— Work to do —
Copy every line from the records below that holds the word "this".

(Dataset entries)
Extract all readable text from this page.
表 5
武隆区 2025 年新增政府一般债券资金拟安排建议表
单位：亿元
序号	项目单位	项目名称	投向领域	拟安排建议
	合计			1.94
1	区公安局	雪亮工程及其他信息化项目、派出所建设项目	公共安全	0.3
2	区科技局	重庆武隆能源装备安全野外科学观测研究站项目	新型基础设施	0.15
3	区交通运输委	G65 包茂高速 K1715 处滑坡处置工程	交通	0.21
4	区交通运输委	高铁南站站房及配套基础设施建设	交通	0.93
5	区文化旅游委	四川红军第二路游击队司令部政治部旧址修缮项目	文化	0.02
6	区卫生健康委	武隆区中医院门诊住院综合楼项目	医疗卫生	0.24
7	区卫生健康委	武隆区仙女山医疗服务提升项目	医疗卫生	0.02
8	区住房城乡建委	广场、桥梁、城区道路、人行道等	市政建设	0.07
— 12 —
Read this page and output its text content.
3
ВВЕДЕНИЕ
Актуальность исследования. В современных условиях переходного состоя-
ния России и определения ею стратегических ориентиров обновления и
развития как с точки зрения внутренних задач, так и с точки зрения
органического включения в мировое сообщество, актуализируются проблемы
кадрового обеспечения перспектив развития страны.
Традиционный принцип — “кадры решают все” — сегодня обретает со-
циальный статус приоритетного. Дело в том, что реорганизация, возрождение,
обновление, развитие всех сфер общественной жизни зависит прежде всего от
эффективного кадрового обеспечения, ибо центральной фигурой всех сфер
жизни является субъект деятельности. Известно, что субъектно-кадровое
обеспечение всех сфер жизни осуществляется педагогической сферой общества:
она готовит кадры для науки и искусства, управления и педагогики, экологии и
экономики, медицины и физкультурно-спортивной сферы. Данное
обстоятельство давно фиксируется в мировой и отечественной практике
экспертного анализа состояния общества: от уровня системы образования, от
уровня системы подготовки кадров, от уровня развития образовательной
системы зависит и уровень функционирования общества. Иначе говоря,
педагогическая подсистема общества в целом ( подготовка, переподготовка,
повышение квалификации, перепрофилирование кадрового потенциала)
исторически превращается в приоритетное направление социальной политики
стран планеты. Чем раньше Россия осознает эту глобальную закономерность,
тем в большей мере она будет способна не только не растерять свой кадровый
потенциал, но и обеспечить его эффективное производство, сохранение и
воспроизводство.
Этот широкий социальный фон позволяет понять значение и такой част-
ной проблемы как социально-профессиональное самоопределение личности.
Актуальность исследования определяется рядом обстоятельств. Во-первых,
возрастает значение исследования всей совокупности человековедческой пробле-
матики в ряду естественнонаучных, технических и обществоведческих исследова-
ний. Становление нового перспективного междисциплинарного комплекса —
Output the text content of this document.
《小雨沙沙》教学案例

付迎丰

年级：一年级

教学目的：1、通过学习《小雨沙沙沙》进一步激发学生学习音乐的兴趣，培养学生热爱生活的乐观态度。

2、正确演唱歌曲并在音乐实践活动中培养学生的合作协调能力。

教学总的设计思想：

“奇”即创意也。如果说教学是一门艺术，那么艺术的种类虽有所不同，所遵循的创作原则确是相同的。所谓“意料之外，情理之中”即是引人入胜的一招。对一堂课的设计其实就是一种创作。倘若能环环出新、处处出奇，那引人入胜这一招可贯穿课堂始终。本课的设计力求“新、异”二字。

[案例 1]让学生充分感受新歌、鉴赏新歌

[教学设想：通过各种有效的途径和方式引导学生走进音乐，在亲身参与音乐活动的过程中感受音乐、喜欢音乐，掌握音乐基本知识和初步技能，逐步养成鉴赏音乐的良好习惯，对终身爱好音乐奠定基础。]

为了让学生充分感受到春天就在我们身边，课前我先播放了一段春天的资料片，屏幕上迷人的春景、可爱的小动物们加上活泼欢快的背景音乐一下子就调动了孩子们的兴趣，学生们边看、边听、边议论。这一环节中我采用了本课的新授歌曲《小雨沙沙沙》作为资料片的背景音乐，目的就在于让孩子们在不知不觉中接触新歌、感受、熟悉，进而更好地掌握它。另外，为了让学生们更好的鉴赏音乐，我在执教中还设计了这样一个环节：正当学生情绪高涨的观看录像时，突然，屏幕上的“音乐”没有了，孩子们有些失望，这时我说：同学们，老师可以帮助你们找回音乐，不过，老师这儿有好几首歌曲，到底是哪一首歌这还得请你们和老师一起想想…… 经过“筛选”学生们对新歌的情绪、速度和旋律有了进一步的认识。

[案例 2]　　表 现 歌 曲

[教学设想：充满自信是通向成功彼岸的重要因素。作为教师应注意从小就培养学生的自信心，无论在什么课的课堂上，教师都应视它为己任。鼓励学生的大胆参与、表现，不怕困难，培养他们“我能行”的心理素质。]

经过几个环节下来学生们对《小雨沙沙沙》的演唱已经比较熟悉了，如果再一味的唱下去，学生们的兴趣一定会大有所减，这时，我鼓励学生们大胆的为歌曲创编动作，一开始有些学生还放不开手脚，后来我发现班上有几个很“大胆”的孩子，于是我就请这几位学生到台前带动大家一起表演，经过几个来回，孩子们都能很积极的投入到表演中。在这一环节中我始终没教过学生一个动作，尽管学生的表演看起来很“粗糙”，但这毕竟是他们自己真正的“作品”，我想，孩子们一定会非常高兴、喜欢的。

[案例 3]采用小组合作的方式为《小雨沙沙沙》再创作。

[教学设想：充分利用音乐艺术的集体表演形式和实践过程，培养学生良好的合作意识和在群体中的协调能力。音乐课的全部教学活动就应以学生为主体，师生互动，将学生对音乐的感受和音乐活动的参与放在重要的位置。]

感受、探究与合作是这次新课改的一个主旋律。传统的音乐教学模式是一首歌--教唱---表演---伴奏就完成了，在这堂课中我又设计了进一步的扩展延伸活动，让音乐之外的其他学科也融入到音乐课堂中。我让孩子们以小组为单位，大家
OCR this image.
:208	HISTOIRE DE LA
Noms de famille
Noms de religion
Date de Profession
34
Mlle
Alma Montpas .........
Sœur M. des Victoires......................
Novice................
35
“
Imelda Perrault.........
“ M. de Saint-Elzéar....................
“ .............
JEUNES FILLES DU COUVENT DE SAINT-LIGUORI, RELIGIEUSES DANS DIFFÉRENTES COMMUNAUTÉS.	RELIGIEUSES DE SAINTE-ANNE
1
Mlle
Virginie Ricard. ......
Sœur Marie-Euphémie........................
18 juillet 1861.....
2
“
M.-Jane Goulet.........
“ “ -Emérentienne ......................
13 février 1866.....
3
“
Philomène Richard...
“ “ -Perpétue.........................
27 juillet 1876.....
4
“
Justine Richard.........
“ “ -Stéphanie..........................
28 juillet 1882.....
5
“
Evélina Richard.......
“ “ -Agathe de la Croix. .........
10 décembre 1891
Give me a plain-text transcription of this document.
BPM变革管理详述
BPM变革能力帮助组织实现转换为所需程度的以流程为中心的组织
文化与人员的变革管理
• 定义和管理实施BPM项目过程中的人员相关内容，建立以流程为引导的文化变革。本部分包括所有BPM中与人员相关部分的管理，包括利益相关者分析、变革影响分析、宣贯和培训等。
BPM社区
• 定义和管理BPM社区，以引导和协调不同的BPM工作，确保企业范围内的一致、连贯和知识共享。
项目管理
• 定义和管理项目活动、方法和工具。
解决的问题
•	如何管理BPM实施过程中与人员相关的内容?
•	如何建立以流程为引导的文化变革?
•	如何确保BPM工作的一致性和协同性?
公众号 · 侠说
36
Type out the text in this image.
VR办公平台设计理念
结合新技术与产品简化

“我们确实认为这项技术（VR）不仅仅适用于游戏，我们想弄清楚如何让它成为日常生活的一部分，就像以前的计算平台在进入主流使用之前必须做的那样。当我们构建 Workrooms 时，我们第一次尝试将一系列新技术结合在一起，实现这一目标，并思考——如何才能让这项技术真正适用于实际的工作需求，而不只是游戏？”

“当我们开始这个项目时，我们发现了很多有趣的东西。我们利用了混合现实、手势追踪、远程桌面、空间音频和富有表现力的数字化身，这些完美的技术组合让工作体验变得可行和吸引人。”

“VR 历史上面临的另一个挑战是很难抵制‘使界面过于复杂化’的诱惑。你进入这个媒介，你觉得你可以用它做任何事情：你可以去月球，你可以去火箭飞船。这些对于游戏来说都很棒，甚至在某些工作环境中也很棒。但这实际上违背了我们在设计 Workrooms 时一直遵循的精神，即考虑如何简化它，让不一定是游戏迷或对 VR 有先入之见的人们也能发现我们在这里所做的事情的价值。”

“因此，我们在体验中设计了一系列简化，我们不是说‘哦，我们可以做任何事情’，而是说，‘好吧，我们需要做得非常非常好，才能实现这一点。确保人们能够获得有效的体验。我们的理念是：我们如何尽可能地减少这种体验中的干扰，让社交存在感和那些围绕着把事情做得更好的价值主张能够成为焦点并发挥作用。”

— Written answer —
Extract all readable text from this page.
Read this page and output its text content.
Output the text content of this document.
OCR this image.
Give me a plain-text transcription of this document.
Type out the text in this image.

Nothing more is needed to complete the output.